Data entries for graphics
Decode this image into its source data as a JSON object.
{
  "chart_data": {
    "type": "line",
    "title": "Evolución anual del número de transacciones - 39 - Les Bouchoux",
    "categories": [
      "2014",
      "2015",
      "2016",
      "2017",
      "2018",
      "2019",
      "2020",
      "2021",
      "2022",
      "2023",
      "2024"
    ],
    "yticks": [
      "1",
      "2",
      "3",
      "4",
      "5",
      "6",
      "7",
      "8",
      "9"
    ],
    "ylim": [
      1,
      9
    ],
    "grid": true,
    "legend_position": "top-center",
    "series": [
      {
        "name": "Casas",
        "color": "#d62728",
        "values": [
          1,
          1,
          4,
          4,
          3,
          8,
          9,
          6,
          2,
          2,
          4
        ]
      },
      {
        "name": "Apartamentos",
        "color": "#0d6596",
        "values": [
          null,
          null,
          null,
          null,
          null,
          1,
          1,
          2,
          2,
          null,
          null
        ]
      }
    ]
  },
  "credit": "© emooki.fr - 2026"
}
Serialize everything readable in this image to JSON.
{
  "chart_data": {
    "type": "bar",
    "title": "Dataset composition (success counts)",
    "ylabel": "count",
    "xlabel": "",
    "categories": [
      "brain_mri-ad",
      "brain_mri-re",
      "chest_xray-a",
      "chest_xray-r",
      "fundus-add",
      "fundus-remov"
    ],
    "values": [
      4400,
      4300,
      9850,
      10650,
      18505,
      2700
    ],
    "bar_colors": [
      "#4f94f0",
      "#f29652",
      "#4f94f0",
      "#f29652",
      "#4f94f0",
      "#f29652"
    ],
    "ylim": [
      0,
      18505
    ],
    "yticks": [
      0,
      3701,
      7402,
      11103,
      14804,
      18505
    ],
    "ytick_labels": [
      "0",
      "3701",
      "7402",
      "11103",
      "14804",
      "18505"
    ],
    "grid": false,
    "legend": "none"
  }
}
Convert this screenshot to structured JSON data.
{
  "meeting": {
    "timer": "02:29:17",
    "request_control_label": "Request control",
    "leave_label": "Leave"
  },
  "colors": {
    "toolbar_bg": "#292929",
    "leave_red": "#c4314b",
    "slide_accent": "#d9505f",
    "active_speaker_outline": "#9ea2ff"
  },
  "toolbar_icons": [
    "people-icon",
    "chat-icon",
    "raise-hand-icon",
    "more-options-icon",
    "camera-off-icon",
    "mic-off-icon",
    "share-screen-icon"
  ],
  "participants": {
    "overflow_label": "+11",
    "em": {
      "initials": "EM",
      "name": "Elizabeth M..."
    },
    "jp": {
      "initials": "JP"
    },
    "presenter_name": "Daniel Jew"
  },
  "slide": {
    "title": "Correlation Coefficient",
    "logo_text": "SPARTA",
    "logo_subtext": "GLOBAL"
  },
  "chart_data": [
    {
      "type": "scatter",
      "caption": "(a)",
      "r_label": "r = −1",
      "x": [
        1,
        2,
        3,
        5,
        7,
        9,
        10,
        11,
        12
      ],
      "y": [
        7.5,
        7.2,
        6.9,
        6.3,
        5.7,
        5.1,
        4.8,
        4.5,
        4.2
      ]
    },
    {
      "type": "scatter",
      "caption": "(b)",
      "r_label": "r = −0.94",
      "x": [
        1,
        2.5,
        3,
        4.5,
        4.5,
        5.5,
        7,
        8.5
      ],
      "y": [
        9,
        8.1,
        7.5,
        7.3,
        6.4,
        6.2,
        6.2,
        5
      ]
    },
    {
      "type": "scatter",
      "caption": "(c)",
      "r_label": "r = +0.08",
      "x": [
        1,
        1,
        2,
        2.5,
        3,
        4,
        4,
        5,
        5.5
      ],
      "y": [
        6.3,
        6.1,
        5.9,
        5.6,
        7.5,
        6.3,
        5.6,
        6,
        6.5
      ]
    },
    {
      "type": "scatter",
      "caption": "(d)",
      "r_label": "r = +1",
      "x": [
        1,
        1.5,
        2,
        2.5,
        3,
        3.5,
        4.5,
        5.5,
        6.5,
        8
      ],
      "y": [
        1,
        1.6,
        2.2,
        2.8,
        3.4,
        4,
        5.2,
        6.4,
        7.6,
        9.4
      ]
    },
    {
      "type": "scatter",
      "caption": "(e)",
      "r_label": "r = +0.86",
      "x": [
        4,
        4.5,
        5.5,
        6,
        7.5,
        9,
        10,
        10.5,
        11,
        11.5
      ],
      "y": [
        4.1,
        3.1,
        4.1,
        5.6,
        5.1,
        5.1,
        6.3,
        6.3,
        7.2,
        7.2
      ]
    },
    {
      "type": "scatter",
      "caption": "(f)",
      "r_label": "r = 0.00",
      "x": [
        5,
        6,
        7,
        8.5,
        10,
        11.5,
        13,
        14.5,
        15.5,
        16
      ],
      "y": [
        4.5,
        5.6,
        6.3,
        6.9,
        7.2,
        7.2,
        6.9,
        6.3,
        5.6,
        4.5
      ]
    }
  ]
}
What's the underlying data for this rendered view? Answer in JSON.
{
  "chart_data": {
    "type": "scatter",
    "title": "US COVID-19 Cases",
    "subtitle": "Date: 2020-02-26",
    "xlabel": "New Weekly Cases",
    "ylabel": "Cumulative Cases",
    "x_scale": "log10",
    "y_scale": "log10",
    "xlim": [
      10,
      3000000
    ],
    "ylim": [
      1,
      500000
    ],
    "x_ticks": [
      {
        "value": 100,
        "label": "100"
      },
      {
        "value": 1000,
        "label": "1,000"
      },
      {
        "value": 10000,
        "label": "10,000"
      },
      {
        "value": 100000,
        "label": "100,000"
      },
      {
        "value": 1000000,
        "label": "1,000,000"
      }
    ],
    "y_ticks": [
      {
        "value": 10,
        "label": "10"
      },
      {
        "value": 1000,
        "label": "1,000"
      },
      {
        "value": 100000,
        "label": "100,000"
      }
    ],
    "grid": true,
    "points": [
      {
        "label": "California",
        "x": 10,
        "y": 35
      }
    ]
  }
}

◆ GIVEN INSTRUCTION
Give the count of lines in the records that contain "Cases", and no other text.

◆ TASK ANSWER
3